Begin Dataset excerpts
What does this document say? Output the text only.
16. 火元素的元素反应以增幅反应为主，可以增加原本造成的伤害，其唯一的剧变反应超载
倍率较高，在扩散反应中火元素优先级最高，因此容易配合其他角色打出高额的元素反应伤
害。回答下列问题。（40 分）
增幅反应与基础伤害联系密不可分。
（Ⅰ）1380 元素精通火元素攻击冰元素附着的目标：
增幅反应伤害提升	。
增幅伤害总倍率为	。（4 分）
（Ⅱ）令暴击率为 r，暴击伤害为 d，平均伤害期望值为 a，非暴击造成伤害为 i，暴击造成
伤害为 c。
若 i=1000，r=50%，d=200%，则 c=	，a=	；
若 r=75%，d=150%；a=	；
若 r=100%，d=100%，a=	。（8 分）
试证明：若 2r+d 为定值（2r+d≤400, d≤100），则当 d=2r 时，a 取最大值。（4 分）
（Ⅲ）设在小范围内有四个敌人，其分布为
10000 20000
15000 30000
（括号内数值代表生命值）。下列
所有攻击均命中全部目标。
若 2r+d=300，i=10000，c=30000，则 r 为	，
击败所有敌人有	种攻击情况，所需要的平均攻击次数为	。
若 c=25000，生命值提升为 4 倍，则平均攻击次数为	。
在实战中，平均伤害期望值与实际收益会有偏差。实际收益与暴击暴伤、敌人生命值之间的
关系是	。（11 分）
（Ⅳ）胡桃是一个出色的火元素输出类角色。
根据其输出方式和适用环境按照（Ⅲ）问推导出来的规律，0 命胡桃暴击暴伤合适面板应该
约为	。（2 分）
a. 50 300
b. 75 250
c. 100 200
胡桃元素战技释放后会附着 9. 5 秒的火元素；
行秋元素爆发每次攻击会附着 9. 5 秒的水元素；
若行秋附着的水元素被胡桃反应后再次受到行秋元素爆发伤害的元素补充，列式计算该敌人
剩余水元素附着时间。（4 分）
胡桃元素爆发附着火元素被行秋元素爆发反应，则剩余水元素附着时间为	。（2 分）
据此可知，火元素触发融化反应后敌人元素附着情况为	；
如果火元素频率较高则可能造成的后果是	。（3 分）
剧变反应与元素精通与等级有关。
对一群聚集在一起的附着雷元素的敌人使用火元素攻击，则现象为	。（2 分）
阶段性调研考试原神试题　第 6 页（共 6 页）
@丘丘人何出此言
End Dataset excerpts
## Task brief
Transcribe each entry exactly.

## Task output
What does this document say? Output the text only.
16. 火元素的元素反应以增幅反应为主，可以增加原本造成的伤害，其唯一的剧变反应超载
倍率较高，在扩散反应中火元素优先级最高，因此容易配合其他角色打出高额的元素反应伤
害。回答下列问题。（40 分）
增幅反应与基础伤害联系密不可分。
（Ⅰ）1380 元素精通火元素攻击冰元素附着的目标：
增幅反应伤害提升	。
增幅伤害总倍率为	。（4 分）
（Ⅱ）令暴击率为 r，暴击伤害为 d，平均伤害期望值为 a，非暴击造成伤害为 i，暴击造成
伤害为 c。
若 i=1000，r=50%，d=200%，则 c=	，a=	；
若 r=75%，d=150%；a=	；
若 r=100%，d=100%，a=	。（8 分）
试证明：若 2r+d 为定值（2r+d≤400, d≤100），则当 d=2r 时，a 取最大值。（4 分）
（Ⅲ）设在小范围内有四个敌人，其分布为
10000 20000
15000 30000
（括号内数值代表生命值）。下列
所有攻击均命中全部目标。
若 2r+d=300，i=10000，c=30000，则 r 为	，
击败所有敌人有	种攻击情况，所需要的平均攻击次数为	。
若 c=25000，生命值提升为 4 倍，则平均攻击次数为	。
在实战中，平均伤害期望值与实际收益会有偏差。实际收益与暴击暴伤、敌人生命值之间的
关系是	。（11 分）
（Ⅳ）胡桃是一个出色的火元素输出类角色。
根据其输出方式和适用环境按照（Ⅲ）问推导出来的规律，0 命胡桃暴击暴伤合适面板应该
约为	。（2 分）
a. 50 300
b. 75 250
c. 100 200
胡桃元素战技释放后会附着 9. 5 秒的火元素；
行秋元素爆发每次攻击会附着 9. 5 秒的水元素；
若行秋附着的水元素被胡桃反应后再次受到行秋元素爆发伤害的元素补充，列式计算该敌人
剩余水元素附着时间。（4 分）
胡桃元素爆发附着火元素被行秋元素爆发反应，则剩余水元素附着时间为	。（2 分）
据此可知，火元素触发融化反应后敌人元素附着情况为	；
如果火元素频率较高则可能造成的后果是	。（3 分）
剧变反应与元素精通与等级有关。
对一群聚集在一起的附着雷元素的敌人使用火元素攻击，则现象为	。（2 分）
阶段性调研考试原神试题　第 6 页（共 6 页）
@丘丘人何出此言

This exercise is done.